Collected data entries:

______

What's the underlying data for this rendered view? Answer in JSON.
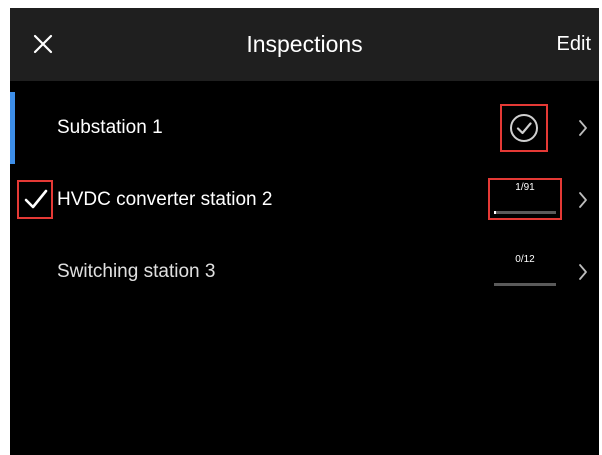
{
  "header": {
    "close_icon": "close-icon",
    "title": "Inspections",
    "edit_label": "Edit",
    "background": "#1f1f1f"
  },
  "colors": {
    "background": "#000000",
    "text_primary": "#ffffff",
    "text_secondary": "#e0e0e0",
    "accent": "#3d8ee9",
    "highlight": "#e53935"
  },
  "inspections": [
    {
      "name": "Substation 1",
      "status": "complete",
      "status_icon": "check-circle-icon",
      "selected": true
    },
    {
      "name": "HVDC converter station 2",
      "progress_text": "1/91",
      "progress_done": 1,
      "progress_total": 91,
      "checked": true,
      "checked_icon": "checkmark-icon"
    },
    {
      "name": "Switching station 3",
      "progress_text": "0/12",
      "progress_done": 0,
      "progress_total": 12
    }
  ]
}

______

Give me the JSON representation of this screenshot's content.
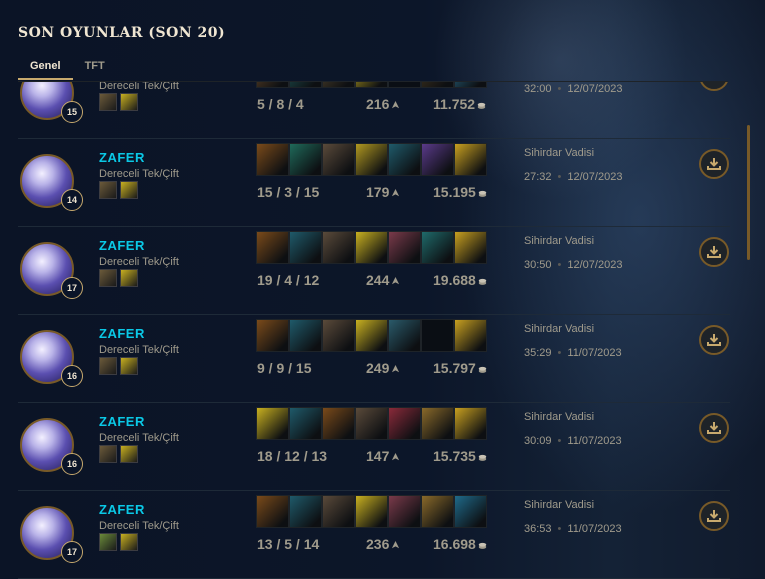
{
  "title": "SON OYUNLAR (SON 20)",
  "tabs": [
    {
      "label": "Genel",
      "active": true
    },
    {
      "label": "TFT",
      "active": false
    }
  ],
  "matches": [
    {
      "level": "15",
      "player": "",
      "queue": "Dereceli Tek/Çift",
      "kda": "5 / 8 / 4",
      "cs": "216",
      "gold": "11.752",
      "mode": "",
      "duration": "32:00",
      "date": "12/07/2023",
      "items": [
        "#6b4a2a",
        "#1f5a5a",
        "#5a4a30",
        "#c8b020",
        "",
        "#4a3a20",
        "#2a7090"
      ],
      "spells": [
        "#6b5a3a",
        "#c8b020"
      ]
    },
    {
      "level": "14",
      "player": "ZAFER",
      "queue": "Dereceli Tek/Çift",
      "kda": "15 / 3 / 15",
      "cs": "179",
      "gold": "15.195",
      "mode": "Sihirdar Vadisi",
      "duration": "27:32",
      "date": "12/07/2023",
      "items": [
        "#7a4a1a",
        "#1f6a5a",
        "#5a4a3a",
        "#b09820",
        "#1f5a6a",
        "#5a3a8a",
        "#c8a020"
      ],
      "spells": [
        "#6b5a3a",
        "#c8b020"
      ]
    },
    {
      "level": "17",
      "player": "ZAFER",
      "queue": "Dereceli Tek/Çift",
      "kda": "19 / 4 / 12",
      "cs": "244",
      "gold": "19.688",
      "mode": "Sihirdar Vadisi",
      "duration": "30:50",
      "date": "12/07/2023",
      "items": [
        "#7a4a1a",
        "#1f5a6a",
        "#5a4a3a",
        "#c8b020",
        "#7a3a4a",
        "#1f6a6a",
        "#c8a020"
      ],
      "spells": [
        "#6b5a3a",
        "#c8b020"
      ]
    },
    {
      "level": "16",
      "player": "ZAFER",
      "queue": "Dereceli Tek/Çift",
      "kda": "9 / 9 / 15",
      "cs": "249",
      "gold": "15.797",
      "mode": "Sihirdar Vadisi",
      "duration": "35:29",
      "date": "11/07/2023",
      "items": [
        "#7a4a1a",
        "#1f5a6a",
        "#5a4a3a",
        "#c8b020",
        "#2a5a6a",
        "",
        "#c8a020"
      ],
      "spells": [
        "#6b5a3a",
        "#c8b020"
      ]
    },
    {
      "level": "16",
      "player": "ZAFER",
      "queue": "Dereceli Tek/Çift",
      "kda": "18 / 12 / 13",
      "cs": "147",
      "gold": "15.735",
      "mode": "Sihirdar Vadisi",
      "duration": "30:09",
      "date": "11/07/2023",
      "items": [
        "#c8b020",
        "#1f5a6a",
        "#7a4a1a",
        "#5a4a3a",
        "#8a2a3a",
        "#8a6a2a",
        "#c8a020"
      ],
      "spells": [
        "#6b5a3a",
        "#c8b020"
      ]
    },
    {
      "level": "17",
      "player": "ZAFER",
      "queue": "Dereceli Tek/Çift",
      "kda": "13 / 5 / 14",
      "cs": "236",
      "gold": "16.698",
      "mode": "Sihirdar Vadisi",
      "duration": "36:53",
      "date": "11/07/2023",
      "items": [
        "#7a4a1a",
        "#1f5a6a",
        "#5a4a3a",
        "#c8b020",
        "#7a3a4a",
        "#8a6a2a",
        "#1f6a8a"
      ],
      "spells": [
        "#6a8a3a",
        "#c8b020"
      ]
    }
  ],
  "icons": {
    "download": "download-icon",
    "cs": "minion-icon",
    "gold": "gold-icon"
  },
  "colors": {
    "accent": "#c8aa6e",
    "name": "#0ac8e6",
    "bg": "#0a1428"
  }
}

______

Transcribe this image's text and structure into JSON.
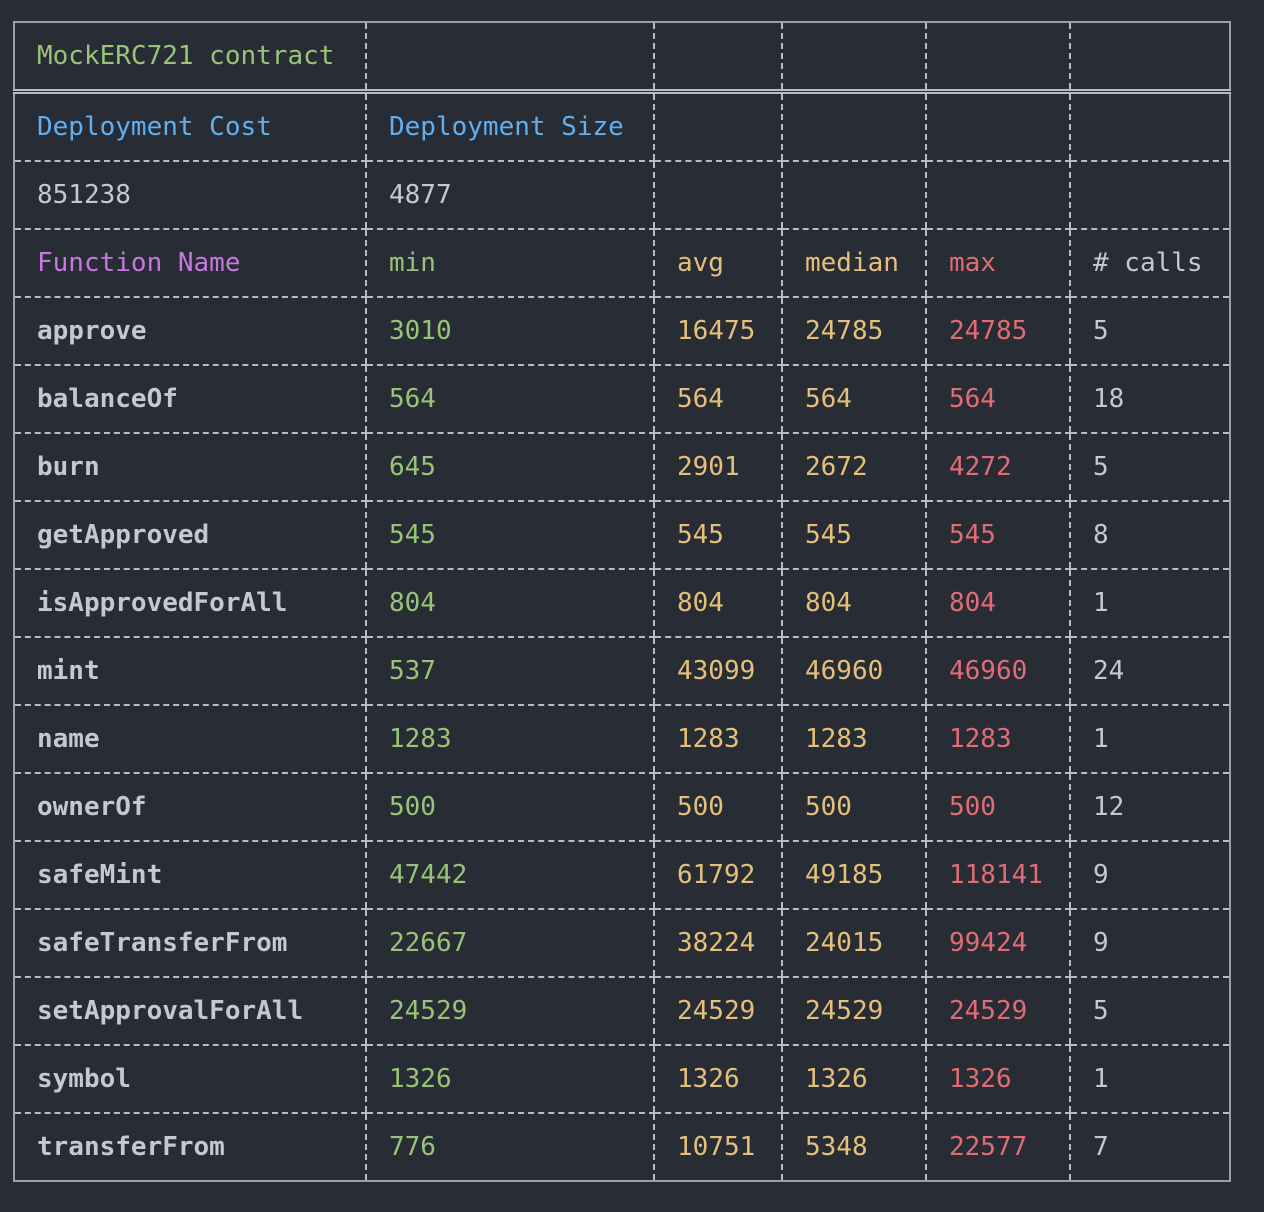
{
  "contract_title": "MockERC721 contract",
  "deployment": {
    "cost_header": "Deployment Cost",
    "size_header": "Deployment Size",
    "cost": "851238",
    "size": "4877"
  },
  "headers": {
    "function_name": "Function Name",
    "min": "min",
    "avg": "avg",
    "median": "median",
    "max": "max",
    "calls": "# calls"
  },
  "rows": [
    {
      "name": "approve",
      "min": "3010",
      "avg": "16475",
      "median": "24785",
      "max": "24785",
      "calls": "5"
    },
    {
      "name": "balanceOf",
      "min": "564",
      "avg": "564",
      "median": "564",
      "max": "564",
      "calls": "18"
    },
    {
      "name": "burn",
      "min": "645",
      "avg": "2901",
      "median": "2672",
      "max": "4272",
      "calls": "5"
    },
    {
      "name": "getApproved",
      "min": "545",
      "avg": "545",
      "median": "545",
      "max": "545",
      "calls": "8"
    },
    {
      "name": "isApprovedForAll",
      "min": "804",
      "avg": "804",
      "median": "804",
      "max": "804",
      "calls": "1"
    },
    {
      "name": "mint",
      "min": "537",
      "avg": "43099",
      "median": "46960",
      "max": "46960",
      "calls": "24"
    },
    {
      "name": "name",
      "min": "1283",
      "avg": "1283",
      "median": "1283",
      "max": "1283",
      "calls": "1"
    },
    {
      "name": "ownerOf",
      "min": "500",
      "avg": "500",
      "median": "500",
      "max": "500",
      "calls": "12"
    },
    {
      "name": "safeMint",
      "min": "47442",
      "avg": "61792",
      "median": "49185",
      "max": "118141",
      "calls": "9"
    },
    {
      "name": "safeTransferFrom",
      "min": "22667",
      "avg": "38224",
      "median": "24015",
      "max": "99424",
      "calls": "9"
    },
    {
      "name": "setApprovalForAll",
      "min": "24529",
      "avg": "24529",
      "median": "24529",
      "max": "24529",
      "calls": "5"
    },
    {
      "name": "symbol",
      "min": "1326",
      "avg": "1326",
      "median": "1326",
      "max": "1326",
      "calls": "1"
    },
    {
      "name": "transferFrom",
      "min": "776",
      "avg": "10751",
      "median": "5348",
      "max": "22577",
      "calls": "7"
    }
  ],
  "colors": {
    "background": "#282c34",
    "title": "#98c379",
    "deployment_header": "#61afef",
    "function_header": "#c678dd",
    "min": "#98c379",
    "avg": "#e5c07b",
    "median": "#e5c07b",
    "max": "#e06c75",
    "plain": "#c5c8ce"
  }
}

______

» **Objective**
In the listing, find all lines with the string "JSON" and copy them.

» **Solution to the problem**
What's the underlying data for this rendered view? Answer in JSON.
Give me the JSON representation of this screenshot's content.
Transcribe this image's text and structure into JSON.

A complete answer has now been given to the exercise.